» EXERCISE INPUT
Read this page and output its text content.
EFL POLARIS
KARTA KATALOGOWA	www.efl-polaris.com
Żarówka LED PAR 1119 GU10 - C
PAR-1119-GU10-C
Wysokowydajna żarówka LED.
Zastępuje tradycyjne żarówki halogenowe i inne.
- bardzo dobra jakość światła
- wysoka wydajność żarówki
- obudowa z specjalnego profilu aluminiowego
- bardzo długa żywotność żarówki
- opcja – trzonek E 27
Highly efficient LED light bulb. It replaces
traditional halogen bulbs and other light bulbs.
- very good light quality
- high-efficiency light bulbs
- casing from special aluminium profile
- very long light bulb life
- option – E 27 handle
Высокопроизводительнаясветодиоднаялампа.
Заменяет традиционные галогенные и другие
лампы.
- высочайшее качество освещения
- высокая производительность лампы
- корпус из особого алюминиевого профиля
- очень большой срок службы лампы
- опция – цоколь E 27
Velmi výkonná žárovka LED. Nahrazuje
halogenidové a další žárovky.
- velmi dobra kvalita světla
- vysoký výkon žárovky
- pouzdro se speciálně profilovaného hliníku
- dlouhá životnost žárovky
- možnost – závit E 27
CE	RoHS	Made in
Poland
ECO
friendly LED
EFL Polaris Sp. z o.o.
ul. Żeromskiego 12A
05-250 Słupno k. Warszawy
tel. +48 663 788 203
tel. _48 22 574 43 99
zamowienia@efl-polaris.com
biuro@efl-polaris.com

» SHORT TASK
Quote all the records. Keep every word exact.

» WRITTEN SOLUTION
Read this page and output its text content.
EFL POLARIS
KARTA KATALOGOWA	www.efl-polaris.com
Żarówka LED PAR 1119 GU10 - C
PAR-1119-GU10-C
Wysokowydajna żarówka LED.
Zastępuje tradycyjne żarówki halogenowe i inne.
- bardzo dobra jakość światła
- wysoka wydajność żarówki
- obudowa z specjalnego profilu aluminiowego
- bardzo długa żywotność żarówki
- opcja – trzonek E 27
Highly efficient LED light bulb. It replaces
traditional halogen bulbs and other light bulbs.
- very good light quality
- high-efficiency light bulbs
- casing from special aluminium profile
- very long light bulb life
- option – E 27 handle
Высокопроизводительнаясветодиоднаялампа.
Заменяет традиционные галогенные и другие
лампы.
- высочайшее качество освещения
- высокая производительность лампы
- корпус из особого алюминиевого профиля
- очень большой срок службы лампы
- опция – цоколь E 27
Velmi výkonná žárovka LED. Nahrazuje
halogenidové a další žárovky.
- velmi dobra kvalita světla
- vysoký výkon žárovky
- pouzdro se speciálně profilovaného hliníku
- dlouhá životnost žárovky
- možnost – závit E 27
CE	RoHS	Made in
Poland
ECO
friendly LED
EFL Polaris Sp. z o.o.
ul. Żeromskiego 12A
05-250 Słupno k. Warszawy
tel. +48 663 788 203
tel. _48 22 574 43 99
zamowienia@efl-polaris.com
biuro@efl-polaris.com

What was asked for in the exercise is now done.